**Requirement**:
Each record below should be output verbatim, without pictures.

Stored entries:
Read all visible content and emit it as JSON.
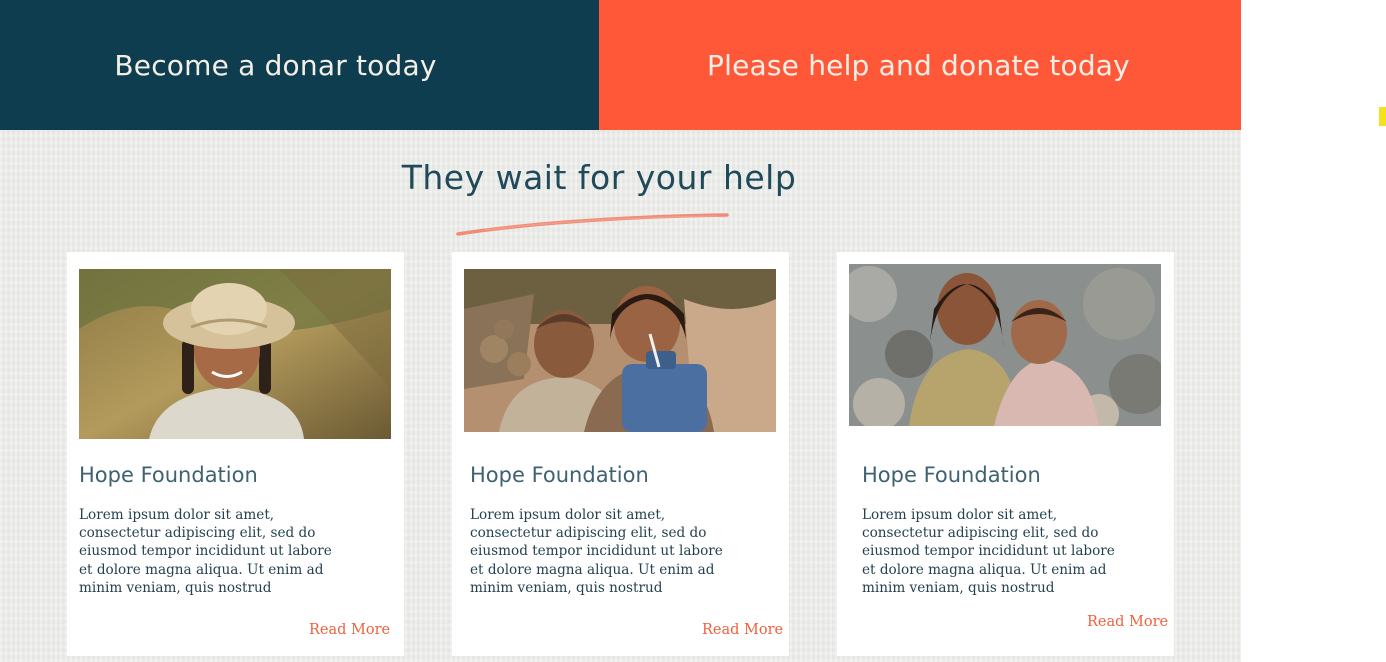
{
  "banners": {
    "left_label": "Become a donar today",
    "right_label": "Please help and donate today"
  },
  "section": {
    "title": "They wait for your help"
  },
  "cards": [
    {
      "title": "Hope Foundation",
      "text": "Lorem ipsum dolor sit amet, consectetur adipiscing elit, sed do eiusmod tempor incididunt ut labore et dolore magna aliqua. Ut enim ad minim veniam, quis nostrud",
      "link": "Read More"
    },
    {
      "title": "Hope Foundation",
      "text": "Lorem ipsum dolor sit amet, consectetur adipiscing elit, sed do eiusmod tempor incididunt ut labore et dolore magna aliqua. Ut enim ad minim veniam, quis nostrud",
      "link": "Read More"
    },
    {
      "title": "Hope Foundation",
      "text": "Lorem ipsum dolor sit amet, consectetur adipiscing elit, sed do eiusmod tempor incididunt ut labore et dolore magna aliqua. Ut enim ad minim veniam, quis nostrud",
      "link": "Read More"
    }
  ],
  "colors": {
    "navy": "#0e3d4f",
    "coral": "#ff5839",
    "link": "#f0613e",
    "background": "#ededea",
    "scrollbar_marker": "#f4e21b"
  }
}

**Result below**:
Read all visible content and emit it as JSON.
{
  "banners": {
    "left_label": "Become a donar today",
    "right_label": "Please help and donate today"
  },
  "section": {
    "title": "They wait for your help"
  },
  "cards": [
    {
      "title": "Hope Foundation",
      "text": "Lorem ipsum dolor sit amet, consectetur adipiscing elit, sed do eiusmod tempor incididunt ut labore et dolore magna aliqua. Ut enim ad minim veniam, quis nostrud",
      "link": "Read More"
    },
    {
      "title": "Hope Foundation",
      "text": "Lorem ipsum dolor sit amet, consectetur adipiscing elit, sed do eiusmod tempor incididunt ut labore et dolore magna aliqua. Ut enim ad minim veniam, quis nostrud",
      "link": "Read More"
    },
    {
      "title": "Hope Foundation",
      "text": "Lorem ipsum dolor sit amet, consectetur adipiscing elit, sed do eiusmod tempor incididunt ut labore et dolore magna aliqua. Ut enim ad minim veniam, quis nostrud",
      "link": "Read More"
    }
  ],
  "colors": {
    "navy": "#0e3d4f",
    "coral": "#ff5839",
    "link": "#f0613e",
    "background": "#ededea",
    "scrollbar_marker": "#f4e21b"
  }
}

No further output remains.